## begin
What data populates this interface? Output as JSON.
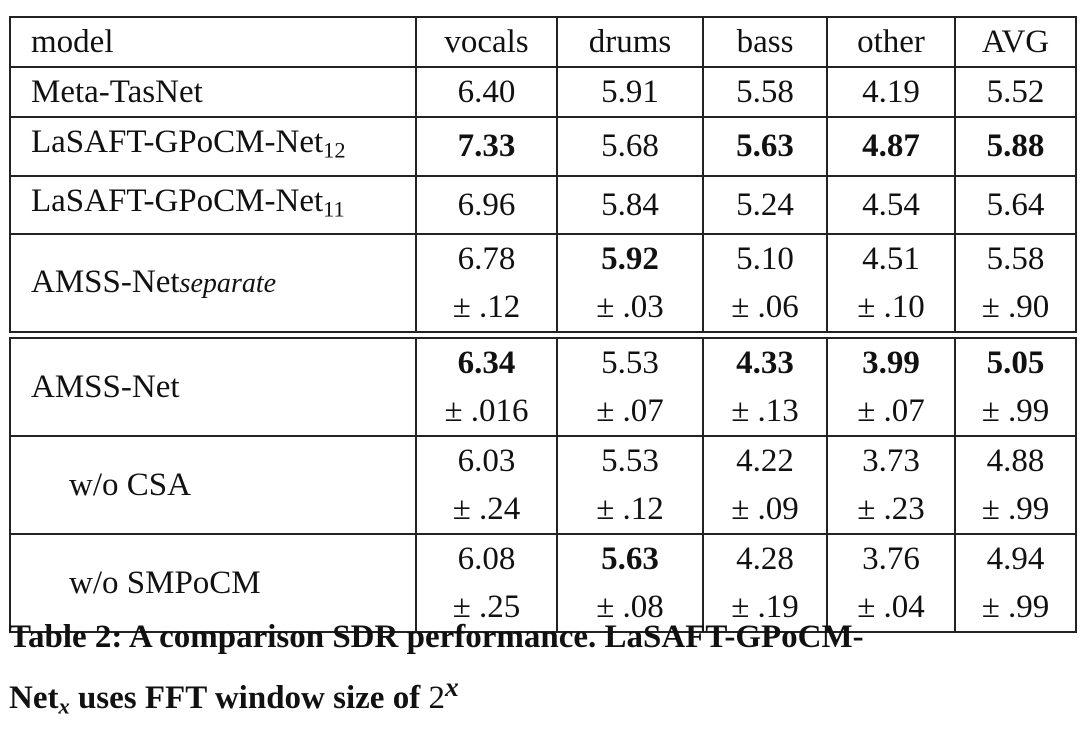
{
  "table": {
    "headers": [
      "model",
      "vocals",
      "drums",
      "bass",
      "other",
      "AVG"
    ],
    "rows": [
      {
        "model": "Meta-TasNet",
        "sub": "",
        "cells": [
          {
            "v": "6.40"
          },
          {
            "v": "5.91"
          },
          {
            "v": "5.58"
          },
          {
            "v": "4.19"
          },
          {
            "v": "5.52"
          }
        ]
      },
      {
        "model": "LaSAFT-GPoCM-Net",
        "sub": "12",
        "cells": [
          {
            "v": "7.33",
            "bold": true
          },
          {
            "v": "5.68"
          },
          {
            "v": "5.63",
            "bold": true
          },
          {
            "v": "4.87",
            "bold": true
          },
          {
            "v": "5.88",
            "bold": true
          }
        ]
      },
      {
        "model": "LaSAFT-GPoCM-Net",
        "sub": "11",
        "cells": [
          {
            "v": "6.96"
          },
          {
            "v": "5.84"
          },
          {
            "v": "5.24"
          },
          {
            "v": "4.54"
          },
          {
            "v": "5.64"
          }
        ]
      },
      {
        "model": "AMSS-Net",
        "sub_italic": "separate",
        "cells": [
          {
            "v": "6.78",
            "pm": "± .12"
          },
          {
            "v": "5.92",
            "bold": true,
            "pm": "± .03"
          },
          {
            "v": "5.10",
            "pm": "± .06"
          },
          {
            "v": "4.51",
            "pm": "± .10"
          },
          {
            "v": "5.58",
            "pm": "± .90"
          }
        ]
      },
      {
        "model": "AMSS-Net",
        "cells": [
          {
            "v": "6.34",
            "bold": true,
            "pm": "± .016"
          },
          {
            "v": "5.53",
            "pm": "± .07"
          },
          {
            "v": "4.33",
            "bold": true,
            "pm": "± .13"
          },
          {
            "v": "3.99",
            "bold": true,
            "pm": "± .07"
          },
          {
            "v": "5.05",
            "bold": true,
            "pm": "± .99"
          }
        ]
      },
      {
        "model": "w/o CSA",
        "indent": true,
        "cells": [
          {
            "v": "6.03",
            "pm": "± .24"
          },
          {
            "v": "5.53",
            "pm": "± .12"
          },
          {
            "v": "4.22",
            "pm": "± .09"
          },
          {
            "v": "3.73",
            "pm": "± .23"
          },
          {
            "v": "4.88",
            "pm": "± .99"
          }
        ]
      },
      {
        "model": "w/o SMPoCM",
        "indent": true,
        "cells": [
          {
            "v": "6.08",
            "pm": "± .25"
          },
          {
            "v": "5.63",
            "bold": true,
            "pm": "± .08"
          },
          {
            "v": "4.28",
            "pm": "± .19"
          },
          {
            "v": "3.76",
            "pm": "± .04"
          },
          {
            "v": "4.94",
            "pm": "± .99"
          }
        ]
      }
    ]
  },
  "caption": {
    "line1": "Table 2: A comparison SDR performance. LaSAFT-GPoCM-",
    "line2_pre": "Net",
    "line2_sub": "x",
    "line2_mid": " uses FFT window size of ",
    "line2_base": "2",
    "line2_sup": "x"
  }
}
## end
_What you are asked to do_: Leave out the pictures, and give all the records again exactly.

_Solution to this exercise_:
What data populates this interface? Output as JSON.
{
  "table": {
    "headers": [
      "model",
      "vocals",
      "drums",
      "bass",
      "other",
      "AVG"
    ],
    "rows": [
      {
        "model": "Meta-TasNet",
        "sub": "",
        "cells": [
          {
            "v": "6.40"
          },
          {
            "v": "5.91"
          },
          {
            "v": "5.58"
          },
          {
            "v": "4.19"
          },
          {
            "v": "5.52"
          }
        ]
      },
      {
        "model": "LaSAFT-GPoCM-Net",
        "sub": "12",
        "cells": [
          {
            "v": "7.33",
            "bold": true
          },
          {
            "v": "5.68"
          },
          {
            "v": "5.63",
            "bold": true
          },
          {
            "v": "4.87",
            "bold": true
          },
          {
            "v": "5.88",
            "bold": true
          }
        ]
      },
      {
        "model": "LaSAFT-GPoCM-Net",
        "sub": "11",
        "cells": [
          {
            "v": "6.96"
          },
          {
            "v": "5.84"
          },
          {
            "v": "5.24"
          },
          {
            "v": "4.54"
          },
          {
            "v": "5.64"
          }
        ]
      },
      {
        "model": "AMSS-Net",
        "sub_italic": "separate",
        "cells": [
          {
            "v": "6.78",
            "pm": "± .12"
          },
          {
            "v": "5.92",
            "bold": true,
            "pm": "± .03"
          },
          {
            "v": "5.10",
            "pm": "± .06"
          },
          {
            "v": "4.51",
            "pm": "± .10"
          },
          {
            "v": "5.58",
            "pm": "± .90"
          }
        ]
      },
      {
        "model": "AMSS-Net",
        "cells": [
          {
            "v": "6.34",
            "bold": true,
            "pm": "± .016"
          },
          {
            "v": "5.53",
            "pm": "± .07"
          },
          {
            "v": "4.33",
            "bold": true,
            "pm": "± .13"
          },
          {
            "v": "3.99",
            "bold": true,
            "pm": "± .07"
          },
          {
            "v": "5.05",
            "bold": true,
            "pm": "± .99"
          }
        ]
      },
      {
        "model": "w/o CSA",
        "indent": true,
        "cells": [
          {
            "v": "6.03",
            "pm": "± .24"
          },
          {
            "v": "5.53",
            "pm": "± .12"
          },
          {
            "v": "4.22",
            "pm": "± .09"
          },
          {
            "v": "3.73",
            "pm": "± .23"
          },
          {
            "v": "4.88",
            "pm": "± .99"
          }
        ]
      },
      {
        "model": "w/o SMPoCM",
        "indent": true,
        "cells": [
          {
            "v": "6.08",
            "pm": "± .25"
          },
          {
            "v": "5.63",
            "bold": true,
            "pm": "± .08"
          },
          {
            "v": "4.28",
            "pm": "± .19"
          },
          {
            "v": "3.76",
            "pm": "± .04"
          },
          {
            "v": "4.94",
            "pm": "± .99"
          }
        ]
      }
    ]
  },
  "caption": {
    "line1": "Table 2: A comparison SDR performance. LaSAFT-GPoCM-",
    "line2_pre": "Net",
    "line2_sub": "x",
    "line2_mid": " uses FFT window size of ",
    "line2_base": "2",
    "line2_sup": "x"
  }
}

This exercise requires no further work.